== Material ==

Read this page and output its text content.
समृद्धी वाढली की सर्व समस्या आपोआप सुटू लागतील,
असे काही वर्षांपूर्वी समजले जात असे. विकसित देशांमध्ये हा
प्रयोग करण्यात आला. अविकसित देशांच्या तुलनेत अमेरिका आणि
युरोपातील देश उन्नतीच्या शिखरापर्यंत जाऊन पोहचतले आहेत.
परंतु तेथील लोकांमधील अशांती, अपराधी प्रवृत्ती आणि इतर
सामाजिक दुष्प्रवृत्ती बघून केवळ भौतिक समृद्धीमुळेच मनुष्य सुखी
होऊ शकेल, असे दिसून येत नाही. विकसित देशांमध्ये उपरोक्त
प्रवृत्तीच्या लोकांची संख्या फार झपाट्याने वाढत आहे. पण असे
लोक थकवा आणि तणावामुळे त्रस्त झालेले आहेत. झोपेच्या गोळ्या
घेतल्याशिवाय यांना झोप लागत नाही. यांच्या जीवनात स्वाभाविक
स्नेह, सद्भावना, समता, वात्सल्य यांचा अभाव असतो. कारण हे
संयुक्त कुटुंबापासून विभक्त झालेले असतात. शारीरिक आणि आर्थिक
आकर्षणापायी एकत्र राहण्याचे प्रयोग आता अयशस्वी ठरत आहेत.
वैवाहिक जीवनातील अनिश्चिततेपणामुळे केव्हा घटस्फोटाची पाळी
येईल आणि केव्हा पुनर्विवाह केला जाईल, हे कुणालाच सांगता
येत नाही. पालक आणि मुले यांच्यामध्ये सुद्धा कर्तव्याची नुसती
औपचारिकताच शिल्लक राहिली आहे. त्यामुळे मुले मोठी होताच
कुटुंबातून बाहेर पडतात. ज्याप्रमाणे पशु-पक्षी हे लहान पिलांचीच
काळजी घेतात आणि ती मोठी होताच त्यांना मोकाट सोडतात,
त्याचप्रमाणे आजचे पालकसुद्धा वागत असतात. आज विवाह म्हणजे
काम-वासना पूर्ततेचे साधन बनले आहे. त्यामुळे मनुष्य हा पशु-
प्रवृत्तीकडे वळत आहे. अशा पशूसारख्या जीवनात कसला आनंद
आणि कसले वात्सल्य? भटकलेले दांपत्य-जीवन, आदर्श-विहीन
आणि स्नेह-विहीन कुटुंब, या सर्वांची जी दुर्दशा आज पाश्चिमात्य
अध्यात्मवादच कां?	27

== Goal ==
Set down the material above again, word for word.

== Solved exercise ==
Read this page and output its text content.
समृद्धी वाढली की सर्व समस्या आपोआप सुटू लागतील,
असे काही वर्षांपूर्वी समजले जात असे. विकसित देशांमध्ये हा
प्रयोग करण्यात आला. अविकसित देशांच्या तुलनेत अमेरिका आणि
युरोपातील देश उन्नतीच्या शिखरापर्यंत जाऊन पोहचतले आहेत.
परंतु तेथील लोकांमधील अशांती, अपराधी प्रवृत्ती आणि इतर
सामाजिक दुष्प्रवृत्ती बघून केवळ भौतिक समृद्धीमुळेच मनुष्य सुखी
होऊ शकेल, असे दिसून येत नाही. विकसित देशांमध्ये उपरोक्त
प्रवृत्तीच्या लोकांची संख्या फार झपाट्याने वाढत आहे. पण असे
लोक थकवा आणि तणावामुळे त्रस्त झालेले आहेत. झोपेच्या गोळ्या
घेतल्याशिवाय यांना झोप लागत नाही. यांच्या जीवनात स्वाभाविक
स्नेह, सद्भावना, समता, वात्सल्य यांचा अभाव असतो. कारण हे
संयुक्त कुटुंबापासून विभक्त झालेले असतात. शारीरिक आणि आर्थिक
आकर्षणापायी एकत्र राहण्याचे प्रयोग आता अयशस्वी ठरत आहेत.
वैवाहिक जीवनातील अनिश्चिततेपणामुळे केव्हा घटस्फोटाची पाळी
येईल आणि केव्हा पुनर्विवाह केला जाईल, हे कुणालाच सांगता
येत नाही. पालक आणि मुले यांच्यामध्ये सुद्धा कर्तव्याची नुसती
औपचारिकताच शिल्लक राहिली आहे. त्यामुळे मुले मोठी होताच
कुटुंबातून बाहेर पडतात. ज्याप्रमाणे पशु-पक्षी हे लहान पिलांचीच
काळजी घेतात आणि ती मोठी होताच त्यांना मोकाट सोडतात,
त्याचप्रमाणे आजचे पालकसुद्धा वागत असतात. आज विवाह म्हणजे
काम-वासना पूर्ततेचे साधन बनले आहे. त्यामुळे मनुष्य हा पशु-
प्रवृत्तीकडे वळत आहे. अशा पशूसारख्या जीवनात कसला आनंद
आणि कसले वात्सल्य? भटकलेले दांपत्य-जीवन, आदर्श-विहीन
आणि स्नेह-विहीन कुटुंब, या सर्वांची जी दुर्दशा आज पाश्चिमात्य
अध्यात्मवादच कां?	27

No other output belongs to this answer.